** Begin DATASET RECORDS **
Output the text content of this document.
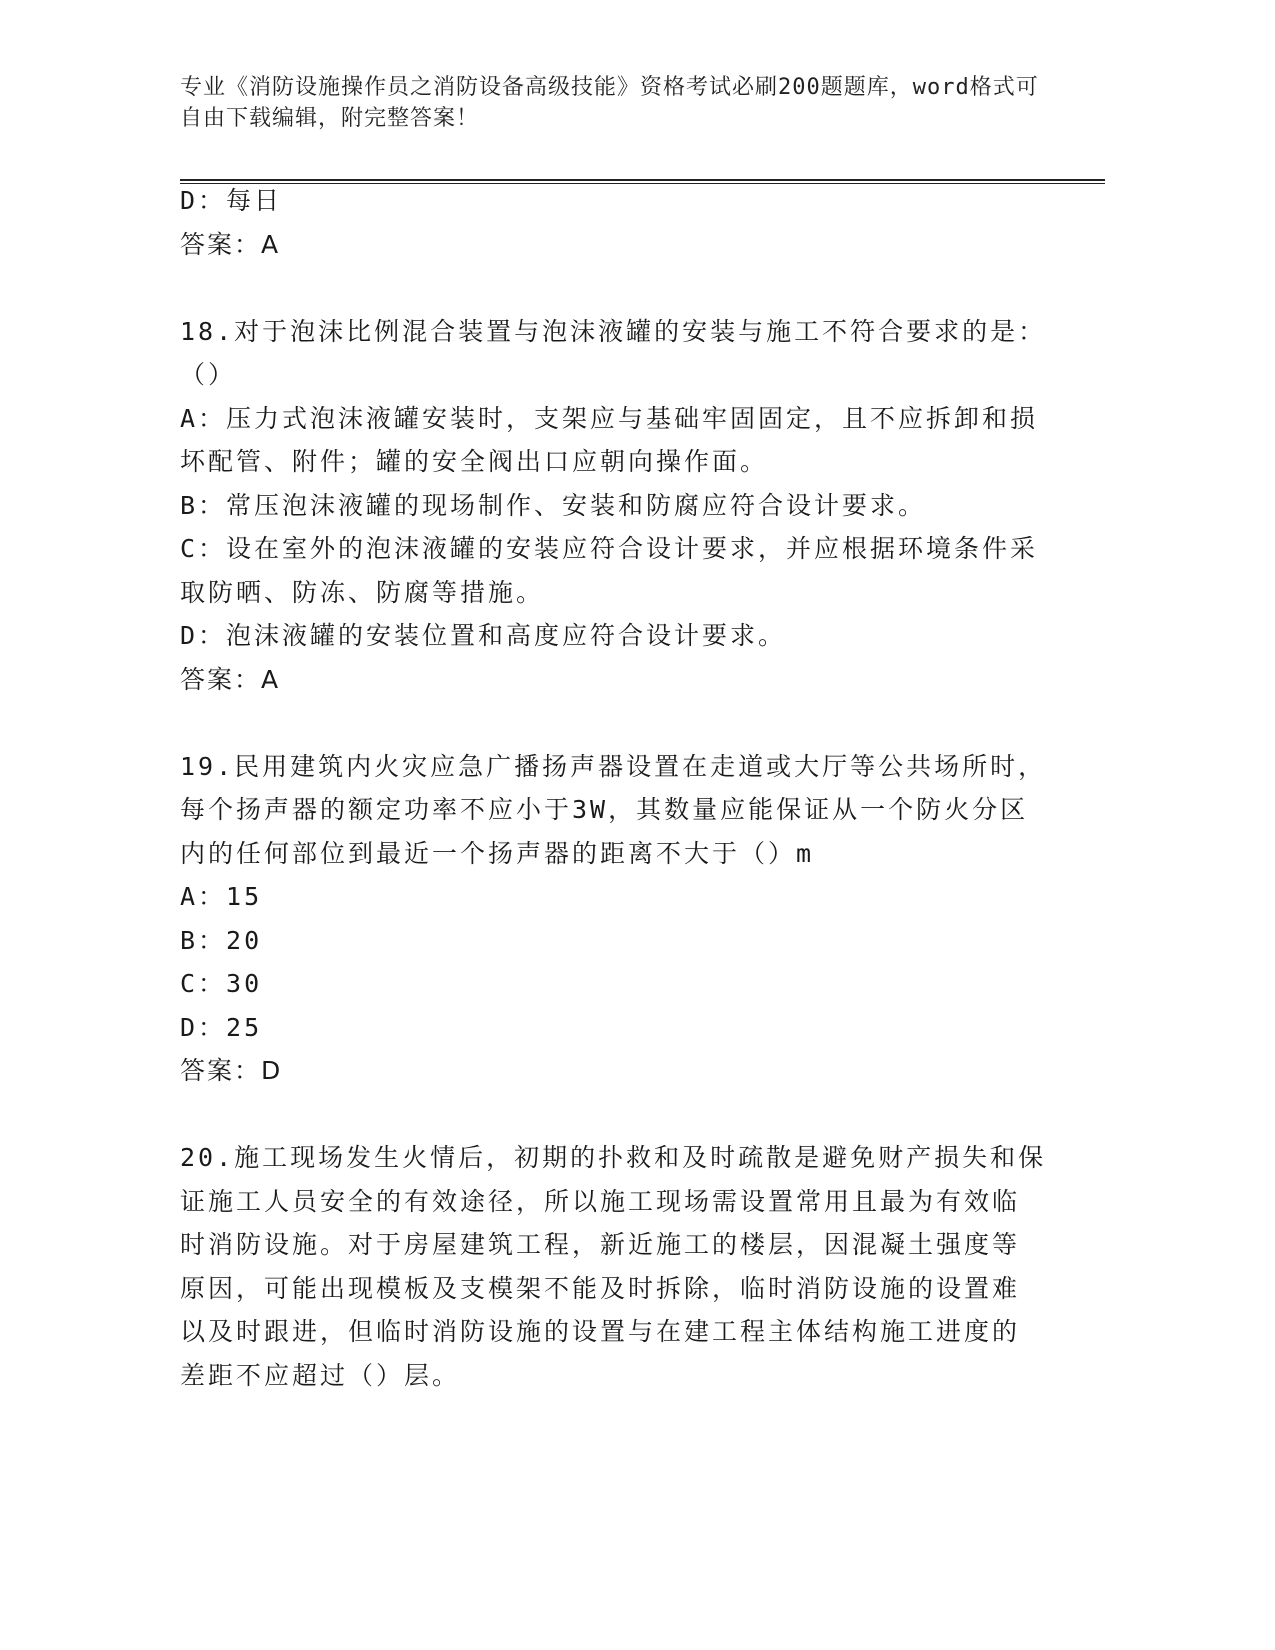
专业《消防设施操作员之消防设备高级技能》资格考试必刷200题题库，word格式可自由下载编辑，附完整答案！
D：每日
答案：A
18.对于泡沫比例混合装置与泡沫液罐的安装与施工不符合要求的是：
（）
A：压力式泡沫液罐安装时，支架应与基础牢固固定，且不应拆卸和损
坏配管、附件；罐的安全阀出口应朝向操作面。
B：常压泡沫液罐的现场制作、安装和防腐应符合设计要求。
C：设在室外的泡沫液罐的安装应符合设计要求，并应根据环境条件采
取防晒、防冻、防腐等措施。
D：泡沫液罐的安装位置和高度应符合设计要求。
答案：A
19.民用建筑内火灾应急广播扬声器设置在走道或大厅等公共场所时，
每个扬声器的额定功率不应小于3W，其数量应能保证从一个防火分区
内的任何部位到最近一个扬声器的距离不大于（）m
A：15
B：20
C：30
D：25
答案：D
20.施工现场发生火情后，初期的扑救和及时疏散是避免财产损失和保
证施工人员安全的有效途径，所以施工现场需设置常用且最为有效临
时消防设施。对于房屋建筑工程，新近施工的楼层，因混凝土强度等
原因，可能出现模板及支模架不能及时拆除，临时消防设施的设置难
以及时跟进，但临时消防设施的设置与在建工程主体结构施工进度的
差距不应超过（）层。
** End DATASET RECORDS **
* AIM *
All records must be output exactly as they are, except for the pictures, which are left out.

* RESPONSE TO THIS TASK *
Output the text content of this document.
专业《消防设施操作员之消防设备高级技能》资格考试必刷200题题库，word格式可自由下载编辑，附完整答案！
D：每日
答案：A
18.对于泡沫比例混合装置与泡沫液罐的安装与施工不符合要求的是：
（）
A：压力式泡沫液罐安装时，支架应与基础牢固固定，且不应拆卸和损
坏配管、附件；罐的安全阀出口应朝向操作面。
B：常压泡沫液罐的现场制作、安装和防腐应符合设计要求。
C：设在室外的泡沫液罐的安装应符合设计要求，并应根据环境条件采
取防晒、防冻、防腐等措施。
D：泡沫液罐的安装位置和高度应符合设计要求。
答案：A
19.民用建筑内火灾应急广播扬声器设置在走道或大厅等公共场所时，
每个扬声器的额定功率不应小于3W，其数量应能保证从一个防火分区
内的任何部位到最近一个扬声器的距离不大于（）m
A：15
B：20
C：30
D：25
答案：D
20.施工现场发生火情后，初期的扑救和及时疏散是避免财产损失和保
证施工人员安全的有效途径，所以施工现场需设置常用且最为有效临
时消防设施。对于房屋建筑工程，新近施工的楼层，因混凝土强度等
原因，可能出现模板及支模架不能及时拆除，临时消防设施的设置难
以及时跟进，但临时消防设施的设置与在建工程主体结构施工进度的
差距不应超过（）层。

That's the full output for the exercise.